— Work instructions —
From the material below, list every line containing "上级转移支付".
━━━━━━━━━━━━━━━━━━━━━━━━━━━━━━
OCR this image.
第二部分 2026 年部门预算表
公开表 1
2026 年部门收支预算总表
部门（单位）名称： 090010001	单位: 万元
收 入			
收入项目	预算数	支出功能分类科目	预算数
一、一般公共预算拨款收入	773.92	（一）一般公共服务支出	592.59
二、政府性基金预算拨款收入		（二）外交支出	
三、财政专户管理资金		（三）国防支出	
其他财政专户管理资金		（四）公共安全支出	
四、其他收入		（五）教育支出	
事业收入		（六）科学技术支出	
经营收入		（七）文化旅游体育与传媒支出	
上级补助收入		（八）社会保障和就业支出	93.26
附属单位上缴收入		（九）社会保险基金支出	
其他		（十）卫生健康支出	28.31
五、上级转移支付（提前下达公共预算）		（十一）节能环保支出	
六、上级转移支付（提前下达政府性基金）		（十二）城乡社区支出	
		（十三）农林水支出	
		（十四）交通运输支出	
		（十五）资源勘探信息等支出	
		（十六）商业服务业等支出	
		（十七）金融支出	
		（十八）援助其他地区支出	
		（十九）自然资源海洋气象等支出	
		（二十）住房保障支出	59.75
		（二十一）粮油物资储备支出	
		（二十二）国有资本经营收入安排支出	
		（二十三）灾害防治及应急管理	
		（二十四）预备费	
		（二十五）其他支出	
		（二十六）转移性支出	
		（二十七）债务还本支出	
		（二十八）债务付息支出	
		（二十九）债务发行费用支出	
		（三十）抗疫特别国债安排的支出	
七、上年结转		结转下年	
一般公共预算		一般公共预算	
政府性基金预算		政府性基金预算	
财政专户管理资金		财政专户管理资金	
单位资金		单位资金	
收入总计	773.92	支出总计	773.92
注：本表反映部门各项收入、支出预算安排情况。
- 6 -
━━━━━━━━━━━━━━━━━━━━━━━━━━━━━━
— Reply —
五、上级转移支付（提前下达公共预算）		（十一）节能环保支出	
六、上级转移支付（提前下达政府性基金）		（十二）城乡社区支出	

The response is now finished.